## WHAT THE TASK ASKS
Each entry below should be echoed exactly, with pictures omitted.

#### RECORDS SUPPLIED ####

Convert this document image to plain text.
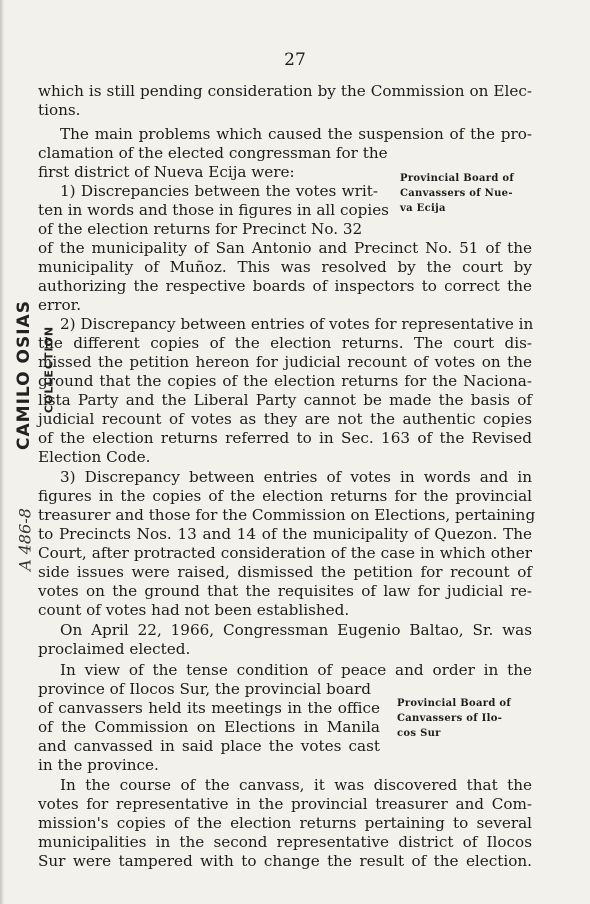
27
which is still pending consideration by the Commission on Elec-
tions.
The main problems which caused the suspension of the pro-
clamation of the elected congressman for the
first district of Nueva Ecija were:
1) Discrepancies between the votes writ-
ten in words and those in figures in all copies
of the election returns for Precinct No. 32
of the municipality of San Antonio and Precinct No. 51 of the
municipality of Muñoz. This was resolved by the court by
authorizing the respective boards of inspectors to correct the
error.
2) Discrepancy between entries of votes for representative in
the different copies of the election returns. The court dis-
missed the petition hereon for judicial recount of votes on the
ground that the copies of the election returns for the Naciona-
lista Party and the Liberal Party cannot be made the basis of
judicial recount of votes as they are not the authentic copies
of the election returns referred to in Sec. 163 of the Revised
Election Code.
3) Discrepancy between entries of votes in words and in
figures in the copies of the election returns for the provincial
treasurer and those for the Commission on Elections, pertaining
to Precincts Nos. 13 and 14 of the municipality of Quezon. The
Court, after protracted consideration of the case in which other
side issues were raised, dismissed the petition for recount of
votes on the ground that the requisites of law for judicial re-
count of votes had not been established.
On April 22, 1966, Congressman Eugenio Baltao, Sr. was
proclaimed elected.
In view of the tense condition of peace and order in the
province of Ilocos Sur, the provincial board
of canvassers held its meetings in the office
of the Commission on Elections in Manila
and canvassed in said place the votes cast
in the province.
In the course of the canvass, it was discovered that the
votes for representative in the provincial treasurer and Com-
mission's copies of the election returns pertaining to several
municipalities in the second representative district of Ilocos
Sur were tampered with to change the result of the election.
Provincial Board of
Canvassers of Nue-
va Ecija
Provincial Board of
Canvassers of Ilo-
cos Sur
CAMILO OSIAS COLLECTION
A 486-8
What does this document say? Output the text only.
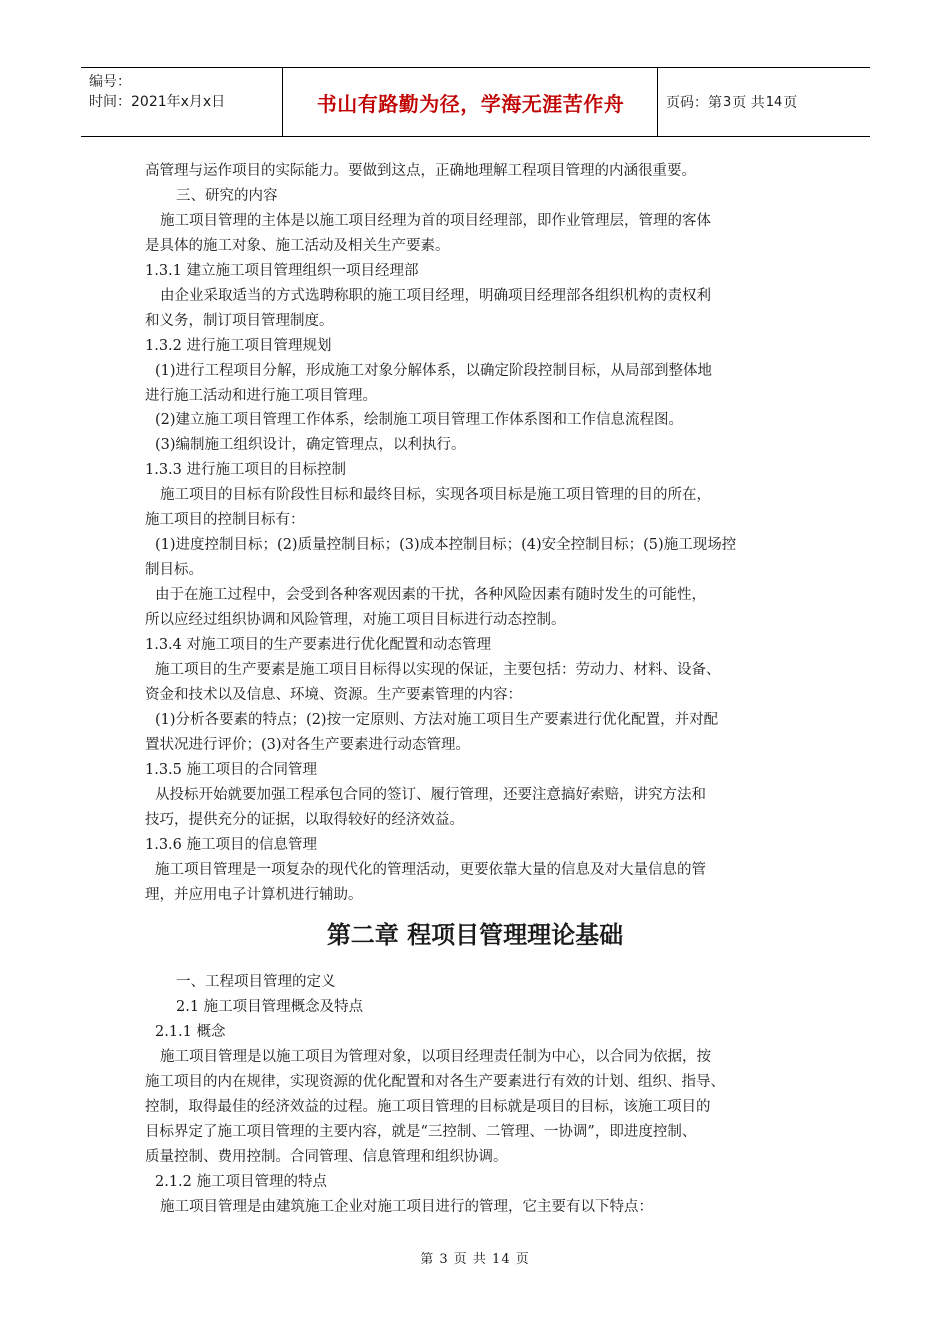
编号：
时间：2021年x月x日	书山有路勤为径，学海无涯苦作舟	页码：第 3 页 共 14 页
高管理与运作项目的实际能力。要做到这点，正确地理解工程项目管理的内涵很重要。
三、研究的内容
施工项目管理的主体是以施工项目经理为首的项目经理部，即作业管理层，管理的客体
是具体的施工对象、施工活动及相关生产要素。
1.3.1 建立施工项目管理组织一项目经理部
由企业采取适当的方式选聘称职的施工项目经理，明确项目经理部各组织机构的责权利
和义务，制订项目管理制度。
1.3.2 进行施工项目管理规划
(1)进行工程项目分解，形成施工对象分解体系，以确定阶段控制目标，从局部到整体地
进行施工活动和进行施工项目管理。
(2)建立施工项目管理工作体系，绘制施工项目管理工作体系图和工作信息流程图。
(3)编制施工组织设计，确定管理点，以利执行。
1.3.3 进行施工项目的目标控制
施工项目的目标有阶段性目标和最终目标，实现各项目标是施工项目管理的目的所在，
施工项目的控制目标有：
(1)进度控制目标；(2)质量控制目标；(3)成本控制目标；(4)安全控制目标；(5)施工现场控
制目标。
由于在施工过程中，会受到各种客观因素的干扰，各种风险因素有随时发生的可能性，
所以应经过组织协调和风险管理，对施工项目目标进行动态控制。
1.3.4 对施工项目的生产要素进行优化配置和动态管理
施工项目的生产要素是施工项目目标得以实现的保证，主要包括：劳动力、材料、设备、
资金和技术以及信息、环境、资源。生产要素管理的内容：
(1)分析各要素的特点；(2)按一定原则、方法对施工项目生产要素进行优化配置，并对配
置状况进行评价；(3)对各生产要素进行动态管理。
1.3.5 施工项目的合同管理
从投标开始就要加强工程承包合同的签订、履行管理，还要注意搞好索赔，讲究方法和
技巧，提供充分的证据，以取得较好的经济效益。
1.3.6 施工项目的信息管理
施工项目管理是一项复杂的现代化的管理活动，更要依靠大量的信息及对大量信息的管
理，并应用电子计算机进行辅助。
第二章 程项目管理理论基础
一、工程项目管理的定义
2.1 施工项目管理概念及特点
2.1.1 概念
施工项目管理是以施工项目为管理对象，以项目经理责任制为中心，以合同为依据，按
施工项目的内在规律，实现资源的优化配置和对各生产要素进行有效的计划、组织、指导、
控制，取得最佳的经济效益的过程。施工项目管理的目标就是项目的目标，该施工项目的
目标界定了施工项目管理的主要内容，就是“三控制、二管理、一协调”，即进度控制、
质量控制、费用控制。合同管理、信息管理和组织协调。
2.1.2 施工项目管理的特点
施工项目管理是由建筑施工企业对施工项目进行的管理，它主要有以下特点：
第 3 页 共 14 页
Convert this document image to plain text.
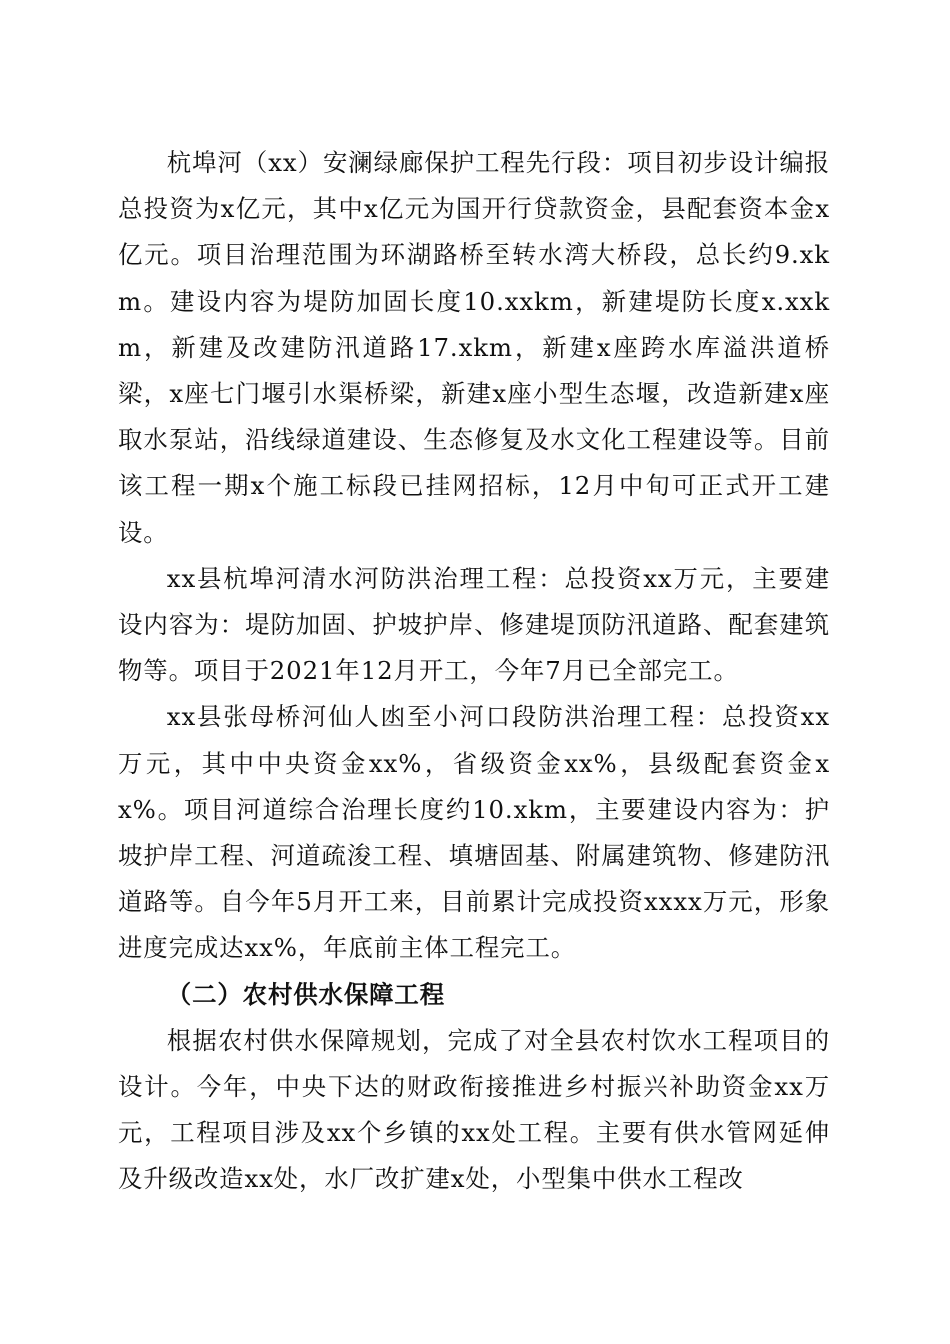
杭埠河（xx）安澜绿廊保护工程先行段：项目初步设计编报总投资为x亿元，其中x亿元为国开行贷款资金，县配套资本金x亿元。项目治理范围为环湖路桥至转水湾大桥段，总长约9.xkm。建设内容为堤防加固长度10.xxkm，新建堤防长度x.xxkm，新建及改建防汛道路17.xkm，新建x座跨水库溢洪道桥梁，x座七门堰引水渠桥梁，新建x座小型生态堰，改造新建x座取水泵站，沿线绿道建设、生态修复及水文化工程建设等。目前该工程一期x个施工标段已挂网招标，12月中旬可正式开工建设。

xx县杭埠河清水河防洪治理工程：总投资xx万元，主要建设内容为：堤防加固、护坡护岸、修建堤顶防汛道路、配套建筑物等。项目于2021年12月开工，今年7月已全部完工。

xx县张母桥河仙人凼至小河口段防洪治理工程：总投资xx万元，其中中央资金xx%，省级资金xx%，县级配套资金xx%。项目河道综合治理长度约10.xkm，主要建设内容为：护坡护岸工程、河道疏浚工程、填塘固基、附属建筑物、修建防汛道路等。自今年5月开工来，目前累计完成投资xxxx万元，形象进度完成达xx%，年底前主体工程完工。

（二）农村供水保障工程

根据农村供水保障规划，完成了对全县农村饮水工程项目的设计。今年，中央下达的财政衔接推进乡村振兴补助资金xx万元，工程项目涉及xx个乡镇的xx处工程。主要有供水管网延伸及升级改造xx处，水厂改扩建x处，小型集中供水工程改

####

## FULL SOLUTION
Convert this document image to plain text.
27
which is still pending consideration by the Commission on Elec-
tions.
The main problems which caused the suspension of the pro-
clamation of the elected congressman for the
first district of Nueva Ecija were:
1) Discrepancies between the votes writ-
ten in words and those in figures in all copies
of the election returns for Precinct No. 32
of the municipality of San Antonio and Precinct No. 51 of the
municipality of Muñoz. This was resolved by the court by
authorizing the respective boards of inspectors to correct the
error.
2) Discrepancy between entries of votes for representative in
the different copies of the election returns. The court dis-
missed the petition hereon for judicial recount of votes on the
ground that the copies of the election returns for the Naciona-
lista Party and the Liberal Party cannot be made the basis of
judicial recount of votes as they are not the authentic copies
of the election returns referred to in Sec. 163 of the Revised
Election Code.
3) Discrepancy between entries of votes in words and in
figures in the copies of the election returns for the provincial
treasurer and those for the Commission on Elections, pertaining
to Precincts Nos. 13 and 14 of the municipality of Quezon. The
Court, after protracted consideration of the case in which other
side issues were raised, dismissed the petition for recount of
votes on the ground that the requisites of law for judicial re-
count of votes had not been established.
On April 22, 1966, Congressman Eugenio Baltao, Sr. was
proclaimed elected.
In view of the tense condition of peace and order in the
province of Ilocos Sur, the provincial board
of canvassers held its meetings in the office
of the Commission on Elections in Manila
and canvassed in said place the votes cast
in the province.
In the course of the canvass, it was discovered that the
votes for representative in the provincial treasurer and Com-
mission's copies of the election returns pertaining to several
municipalities in the second representative district of Ilocos
Sur were tampered with to change the result of the election.
Provincial Board of
Canvassers of Nue-
va Ecija
Provincial Board of
Canvassers of Ilo-
cos Sur
CAMILO OSIAS COLLECTION
A 486-8
What does this document say? Output the text only.
编号：
时间：2021年x月x日	书山有路勤为径，学海无涯苦作舟	页码：第 3 页 共 14 页
高管理与运作项目的实际能力。要做到这点，正确地理解工程项目管理的内涵很重要。
三、研究的内容
施工项目管理的主体是以施工项目经理为首的项目经理部，即作业管理层，管理的客体
是具体的施工对象、施工活动及相关生产要素。
1.3.1 建立施工项目管理组织一项目经理部
由企业采取适当的方式选聘称职的施工项目经理，明确项目经理部各组织机构的责权利
和义务，制订项目管理制度。
1.3.2 进行施工项目管理规划
(1)进行工程项目分解，形成施工对象分解体系，以确定阶段控制目标，从局部到整体地
进行施工活动和进行施工项目管理。
(2)建立施工项目管理工作体系，绘制施工项目管理工作体系图和工作信息流程图。
(3)编制施工组织设计，确定管理点，以利执行。
1.3.3 进行施工项目的目标控制
施工项目的目标有阶段性目标和最终目标，实现各项目标是施工项目管理的目的所在，
施工项目的控制目标有：
(1)进度控制目标；(2)质量控制目标；(3)成本控制目标；(4)安全控制目标；(5)施工现场控
制目标。
由于在施工过程中，会受到各种客观因素的干扰，各种风险因素有随时发生的可能性，
所以应经过组织协调和风险管理，对施工项目目标进行动态控制。
1.3.4 对施工项目的生产要素进行优化配置和动态管理
施工项目的生产要素是施工项目目标得以实现的保证，主要包括：劳动力、材料、设备、
资金和技术以及信息、环境、资源。生产要素管理的内容：
(1)分析各要素的特点；(2)按一定原则、方法对施工项目生产要素进行优化配置，并对配
置状况进行评价；(3)对各生产要素进行动态管理。
1.3.5 施工项目的合同管理
从投标开始就要加强工程承包合同的签订、履行管理，还要注意搞好索赔，讲究方法和
技巧，提供充分的证据，以取得较好的经济效益。
1.3.6 施工项目的信息管理
施工项目管理是一项复杂的现代化的管理活动，更要依靠大量的信息及对大量信息的管
理，并应用电子计算机进行辅助。
第二章 程项目管理理论基础
一、工程项目管理的定义
2.1 施工项目管理概念及特点
2.1.1 概念
施工项目管理是以施工项目为管理对象，以项目经理责任制为中心，以合同为依据，按
施工项目的内在规律，实现资源的优化配置和对各生产要素进行有效的计划、组织、指导、
控制，取得最佳的经济效益的过程。施工项目管理的目标就是项目的目标，该施工项目的
目标界定了施工项目管理的主要内容，就是“三控制、二管理、一协调”，即进度控制、
质量控制、费用控制。合同管理、信息管理和组织协调。
2.1.2 施工项目管理的特点
施工项目管理是由建筑施工企业对施工项目进行的管理，它主要有以下特点：
第 3 页 共 14 页
Convert this document image to plain text.
杭埠河（xx）安澜绿廊保护工程先行段：项目初步设计编报总投资为x亿元，其中x亿元为国开行贷款资金，县配套资本金x亿元。项目治理范围为环湖路桥至转水湾大桥段，总长约9.xkm。建设内容为堤防加固长度10.xxkm，新建堤防长度x.xxkm，新建及改建防汛道路17.xkm，新建x座跨水库溢洪道桥梁，x座七门堰引水渠桥梁，新建x座小型生态堰，改造新建x座取水泵站，沿线绿道建设、生态修复及水文化工程建设等。目前该工程一期x个施工标段已挂网招标，12月中旬可正式开工建设。

xx县杭埠河清水河防洪治理工程：总投资xx万元，主要建设内容为：堤防加固、护坡护岸、修建堤顶防汛道路、配套建筑物等。项目于2021年12月开工，今年7月已全部完工。

xx县张母桥河仙人凼至小河口段防洪治理工程：总投资xx万元，其中中央资金xx%，省级资金xx%，县级配套资金xx%。项目河道综合治理长度约10.xkm，主要建设内容为：护坡护岸工程、河道疏浚工程、填塘固基、附属建筑物、修建防汛道路等。自今年5月开工来，目前累计完成投资xxxx万元，形象进度完成达xx%，年底前主体工程完工。

（二）农村供水保障工程

根据农村供水保障规划，完成了对全县农村饮水工程项目的设计。今年，中央下达的财政衔接推进乡村振兴补助资金xx万元，工程项目涉及xx个乡镇的xx处工程。主要有供水管网延伸及升级改造xx处，水厂改扩建x处，小型集中供水工程改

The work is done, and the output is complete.